*REQUEST*.
Find each line holding "grid" and copy it out.
START
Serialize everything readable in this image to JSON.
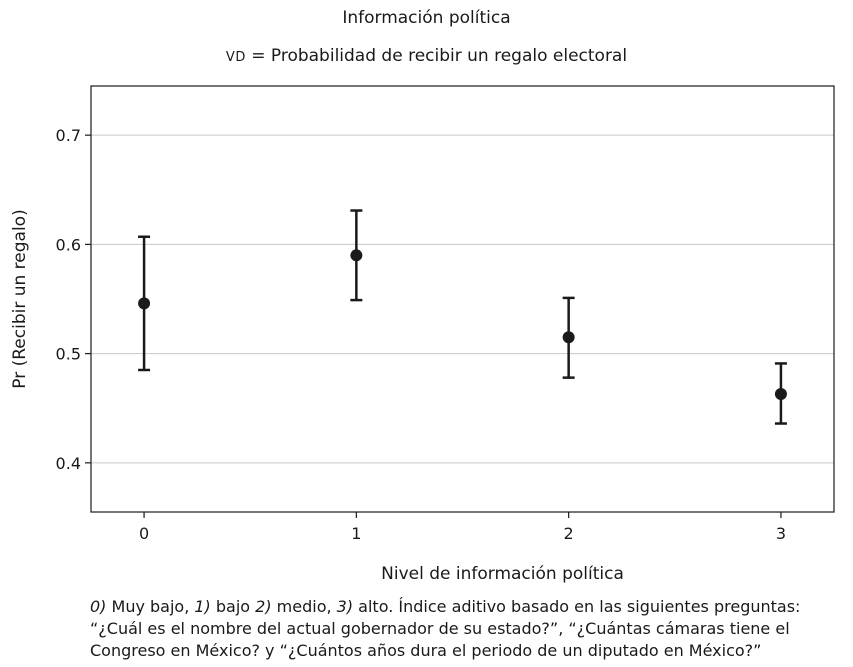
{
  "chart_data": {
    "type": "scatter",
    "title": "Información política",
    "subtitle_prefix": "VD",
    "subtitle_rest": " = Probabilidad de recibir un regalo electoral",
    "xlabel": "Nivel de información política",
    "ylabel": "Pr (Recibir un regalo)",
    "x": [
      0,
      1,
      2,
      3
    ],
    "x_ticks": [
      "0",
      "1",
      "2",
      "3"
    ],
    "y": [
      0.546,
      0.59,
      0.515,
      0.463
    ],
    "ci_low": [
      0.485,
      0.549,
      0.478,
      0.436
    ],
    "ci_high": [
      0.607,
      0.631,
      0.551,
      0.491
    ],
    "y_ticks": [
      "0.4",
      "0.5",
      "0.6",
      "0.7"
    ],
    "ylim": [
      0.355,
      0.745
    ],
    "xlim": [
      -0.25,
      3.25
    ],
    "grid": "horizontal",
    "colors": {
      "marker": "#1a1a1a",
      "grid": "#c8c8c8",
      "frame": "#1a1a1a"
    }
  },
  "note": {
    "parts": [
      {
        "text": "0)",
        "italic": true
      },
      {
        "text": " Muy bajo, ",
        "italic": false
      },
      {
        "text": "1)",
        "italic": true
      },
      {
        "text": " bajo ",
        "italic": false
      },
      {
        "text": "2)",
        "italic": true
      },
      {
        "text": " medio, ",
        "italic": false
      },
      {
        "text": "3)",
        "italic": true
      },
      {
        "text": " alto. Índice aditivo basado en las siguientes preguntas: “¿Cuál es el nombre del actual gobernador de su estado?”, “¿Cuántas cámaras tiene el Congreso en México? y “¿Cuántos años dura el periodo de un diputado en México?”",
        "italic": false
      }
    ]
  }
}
END
START
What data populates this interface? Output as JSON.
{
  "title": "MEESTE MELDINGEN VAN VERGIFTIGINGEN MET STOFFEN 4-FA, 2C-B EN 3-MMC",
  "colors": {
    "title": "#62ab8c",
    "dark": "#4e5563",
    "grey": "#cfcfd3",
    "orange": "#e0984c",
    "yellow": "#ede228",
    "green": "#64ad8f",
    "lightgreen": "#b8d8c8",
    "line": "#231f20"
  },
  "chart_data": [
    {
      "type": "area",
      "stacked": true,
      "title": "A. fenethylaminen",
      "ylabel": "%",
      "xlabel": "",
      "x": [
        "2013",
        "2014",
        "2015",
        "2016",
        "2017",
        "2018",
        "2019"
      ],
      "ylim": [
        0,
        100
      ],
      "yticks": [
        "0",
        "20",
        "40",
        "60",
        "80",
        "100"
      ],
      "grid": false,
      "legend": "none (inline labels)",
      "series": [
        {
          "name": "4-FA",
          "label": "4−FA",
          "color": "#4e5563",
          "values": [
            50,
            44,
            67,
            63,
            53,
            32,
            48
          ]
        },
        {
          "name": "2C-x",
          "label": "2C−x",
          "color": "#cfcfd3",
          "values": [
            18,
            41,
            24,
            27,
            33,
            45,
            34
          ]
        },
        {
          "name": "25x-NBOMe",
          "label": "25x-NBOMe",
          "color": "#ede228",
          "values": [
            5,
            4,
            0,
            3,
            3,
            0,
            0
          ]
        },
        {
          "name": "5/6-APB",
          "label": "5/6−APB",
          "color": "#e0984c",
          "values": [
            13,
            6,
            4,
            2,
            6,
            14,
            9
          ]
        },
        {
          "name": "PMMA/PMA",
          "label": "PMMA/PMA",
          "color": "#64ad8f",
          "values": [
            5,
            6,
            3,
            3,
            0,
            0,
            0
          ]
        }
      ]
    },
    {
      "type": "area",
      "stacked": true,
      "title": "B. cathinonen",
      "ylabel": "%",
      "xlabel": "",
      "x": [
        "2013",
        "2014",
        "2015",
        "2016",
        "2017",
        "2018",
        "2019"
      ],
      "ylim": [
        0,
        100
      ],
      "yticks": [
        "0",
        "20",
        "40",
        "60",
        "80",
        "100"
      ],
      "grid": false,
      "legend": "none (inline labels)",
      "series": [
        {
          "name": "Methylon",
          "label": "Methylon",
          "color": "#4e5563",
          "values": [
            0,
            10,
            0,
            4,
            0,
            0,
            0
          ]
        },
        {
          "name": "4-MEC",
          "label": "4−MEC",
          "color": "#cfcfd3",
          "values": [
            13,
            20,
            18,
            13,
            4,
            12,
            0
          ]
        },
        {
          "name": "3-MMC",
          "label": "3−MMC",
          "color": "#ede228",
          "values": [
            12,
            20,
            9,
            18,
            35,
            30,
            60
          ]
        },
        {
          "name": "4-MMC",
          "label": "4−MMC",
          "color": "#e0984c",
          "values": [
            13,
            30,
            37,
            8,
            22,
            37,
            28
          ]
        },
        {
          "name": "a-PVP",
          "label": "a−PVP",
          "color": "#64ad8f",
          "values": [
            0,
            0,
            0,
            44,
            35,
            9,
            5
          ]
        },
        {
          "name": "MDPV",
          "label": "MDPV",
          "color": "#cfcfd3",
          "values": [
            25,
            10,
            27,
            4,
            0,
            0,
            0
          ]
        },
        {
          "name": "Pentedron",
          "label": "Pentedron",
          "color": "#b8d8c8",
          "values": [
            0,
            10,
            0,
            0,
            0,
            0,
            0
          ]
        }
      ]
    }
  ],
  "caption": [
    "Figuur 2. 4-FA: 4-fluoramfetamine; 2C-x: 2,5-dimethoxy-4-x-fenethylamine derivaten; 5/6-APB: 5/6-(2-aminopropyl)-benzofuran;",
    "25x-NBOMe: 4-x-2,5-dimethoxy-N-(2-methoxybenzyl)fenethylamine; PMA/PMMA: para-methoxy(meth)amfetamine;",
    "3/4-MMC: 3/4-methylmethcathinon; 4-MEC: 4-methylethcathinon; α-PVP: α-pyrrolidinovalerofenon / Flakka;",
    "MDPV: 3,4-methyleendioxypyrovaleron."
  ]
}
END
*OUTPUT FOR THIS TASK*.
    "grid": "horizontal",
      "grid": "#c8c8c8",
      "grid": false,
      "grid": false,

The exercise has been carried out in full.